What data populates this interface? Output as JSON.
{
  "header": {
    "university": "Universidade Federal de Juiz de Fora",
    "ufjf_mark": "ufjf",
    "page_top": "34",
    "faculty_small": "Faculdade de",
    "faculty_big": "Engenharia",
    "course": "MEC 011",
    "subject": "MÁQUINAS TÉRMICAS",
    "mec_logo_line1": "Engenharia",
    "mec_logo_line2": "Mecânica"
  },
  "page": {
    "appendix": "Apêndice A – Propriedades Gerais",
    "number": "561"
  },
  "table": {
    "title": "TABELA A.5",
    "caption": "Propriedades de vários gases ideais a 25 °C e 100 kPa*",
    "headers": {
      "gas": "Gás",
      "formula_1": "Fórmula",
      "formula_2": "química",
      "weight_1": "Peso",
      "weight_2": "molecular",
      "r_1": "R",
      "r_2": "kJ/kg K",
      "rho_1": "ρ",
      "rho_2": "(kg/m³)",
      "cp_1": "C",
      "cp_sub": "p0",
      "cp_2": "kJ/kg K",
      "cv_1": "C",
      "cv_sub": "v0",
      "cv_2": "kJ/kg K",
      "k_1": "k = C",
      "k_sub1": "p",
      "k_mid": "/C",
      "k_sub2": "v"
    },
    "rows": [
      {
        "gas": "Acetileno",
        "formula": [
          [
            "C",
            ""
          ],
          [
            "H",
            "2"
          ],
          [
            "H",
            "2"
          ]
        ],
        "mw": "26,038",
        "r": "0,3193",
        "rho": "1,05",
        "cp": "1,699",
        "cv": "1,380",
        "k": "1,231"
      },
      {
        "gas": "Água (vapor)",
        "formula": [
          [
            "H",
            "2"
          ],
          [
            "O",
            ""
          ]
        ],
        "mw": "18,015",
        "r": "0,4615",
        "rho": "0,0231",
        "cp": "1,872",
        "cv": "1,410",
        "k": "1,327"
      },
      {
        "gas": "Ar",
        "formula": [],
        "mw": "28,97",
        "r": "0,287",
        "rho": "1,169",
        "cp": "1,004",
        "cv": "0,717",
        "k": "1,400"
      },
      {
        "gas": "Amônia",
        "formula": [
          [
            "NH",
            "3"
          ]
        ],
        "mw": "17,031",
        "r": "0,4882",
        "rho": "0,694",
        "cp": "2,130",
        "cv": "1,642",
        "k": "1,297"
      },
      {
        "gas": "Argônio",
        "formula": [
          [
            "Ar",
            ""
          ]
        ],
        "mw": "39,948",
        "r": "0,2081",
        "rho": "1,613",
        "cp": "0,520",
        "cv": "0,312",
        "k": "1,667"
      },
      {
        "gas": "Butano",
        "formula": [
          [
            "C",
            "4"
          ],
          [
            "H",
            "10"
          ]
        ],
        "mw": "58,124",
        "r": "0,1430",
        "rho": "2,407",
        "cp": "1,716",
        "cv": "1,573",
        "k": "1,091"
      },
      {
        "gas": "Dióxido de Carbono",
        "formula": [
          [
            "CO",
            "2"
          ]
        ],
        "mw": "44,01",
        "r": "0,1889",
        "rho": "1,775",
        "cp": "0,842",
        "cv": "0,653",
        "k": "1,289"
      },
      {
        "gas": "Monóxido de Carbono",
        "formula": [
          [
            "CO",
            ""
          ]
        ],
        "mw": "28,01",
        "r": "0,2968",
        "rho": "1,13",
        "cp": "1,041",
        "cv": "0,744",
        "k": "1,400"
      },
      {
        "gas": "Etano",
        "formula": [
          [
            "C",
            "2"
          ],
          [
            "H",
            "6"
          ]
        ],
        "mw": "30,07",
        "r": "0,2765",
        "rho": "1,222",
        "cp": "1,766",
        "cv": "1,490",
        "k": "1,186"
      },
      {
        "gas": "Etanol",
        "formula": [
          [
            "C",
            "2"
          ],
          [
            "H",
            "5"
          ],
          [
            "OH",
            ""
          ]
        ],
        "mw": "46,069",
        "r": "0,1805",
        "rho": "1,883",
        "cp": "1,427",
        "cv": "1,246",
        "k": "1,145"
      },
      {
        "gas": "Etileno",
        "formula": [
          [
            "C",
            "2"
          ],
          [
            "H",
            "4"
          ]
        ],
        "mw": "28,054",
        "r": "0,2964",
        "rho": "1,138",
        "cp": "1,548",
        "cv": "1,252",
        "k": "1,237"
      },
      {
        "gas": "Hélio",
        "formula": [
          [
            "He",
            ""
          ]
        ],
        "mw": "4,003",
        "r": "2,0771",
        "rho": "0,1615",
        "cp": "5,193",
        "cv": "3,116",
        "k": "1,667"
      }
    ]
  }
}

● ● ●

Scan the lines for the string "Propriedades". Pick out every line that has it.

    "appendix": "Apêndice A – Propriedades Gerais",
    "caption": "Propriedades de vários gases ideais a 25 °C e 100 kPa*",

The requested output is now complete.